**Direction**
Look through the material below. Copy every line with the string "персоналу" in it.

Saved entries
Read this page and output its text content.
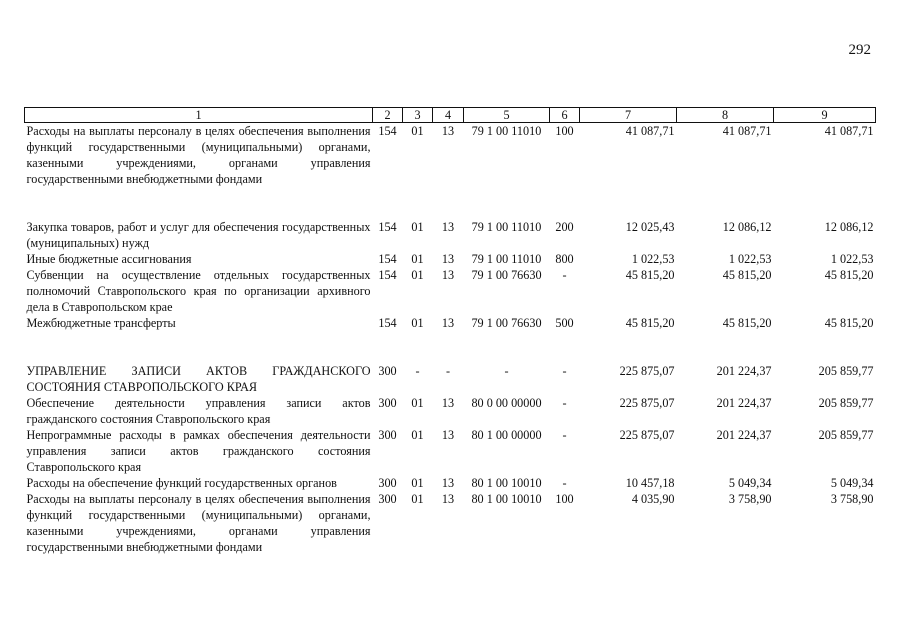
292
1	2	3	4	5	6	7	8	9
Расходы на выплаты персоналу в целях обеспечения выполнения функций государственными (муниципальными) органами, казенными учреждениями, органами управления государственными внебюджетными фондами	154	01	13	79 1 00 11010	100	41 087,71	41 087,71	41 087,71

Закупка товаров, работ и услуг для обеспечения государственных (муниципальных) нужд	154	01	13	79 1 00 11010	200	12 025,43	12 086,12	12 086,12
Иные бюджетные ассигнования	154	01	13	79 1 00 11010	800	1 022,53	1 022,53	1 022,53
Субвенции на осуществление отдельных государственных полномочий Ставропольского края по организации архивного дела в Ставропольском крае	154	01	13	79 1 00 76630	-	45 815,20	45 815,20	45 815,20
Межбюджетные трансферты	154	01	13	79 1 00 76630	500	45 815,20	45 815,20	45 815,20

УПРАВЛЕНИЕ ЗАПИСИ АКТОВ ГРАЖДАНСКОГО СОСТОЯНИЯ СТАВРОПОЛЬСКОГО КРАЯ	300	-	-	-	-	225 875,07	201 224,37	205 859,77
Обеспечение деятельности управления записи актов гражданского состояния Ставропольского края	300	01	13	80 0 00 00000	-	225 875,07	201 224,37	205 859,77
Непрограммные расходы в рамках обеспечения деятельности управления записи актов гражданского состояния Ставропольского края	300	01	13	80 1 00 00000	-	225 875,07	201 224,37	205 859,77
Расходы на обеспечение функций государственных органов	300	01	13	80 1 00 10010	-	10 457,18	5 049,34	5 049,34
Расходы на выплаты персоналу в целях обеспечения выполнения функций государственными (муниципальными) органами, казенными учреждениями, органами управления государственными внебюджетными фондами	300	01	13	80 1 00 10010	100	4 035,90	3 758,90	3 758,90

**Result for this task**
Расходы на выплаты персоналу в целях обеспечения выполнения функций государственными (муниципальными) органами, казенными учреждениями, органами управления государственными внебюджетными фондами	154	01	13	79 1 00 11010	100	41 087,71	41 087,71	41 087,71
Расходы на выплаты персоналу в целях обеспечения выполнения функций государственными (муниципальными) органами, казенными учреждениями, органами управления государственными внебюджетными фондами	300	01	13	80 1 00 10010	100	4 035,90	3 758,90	3 758,90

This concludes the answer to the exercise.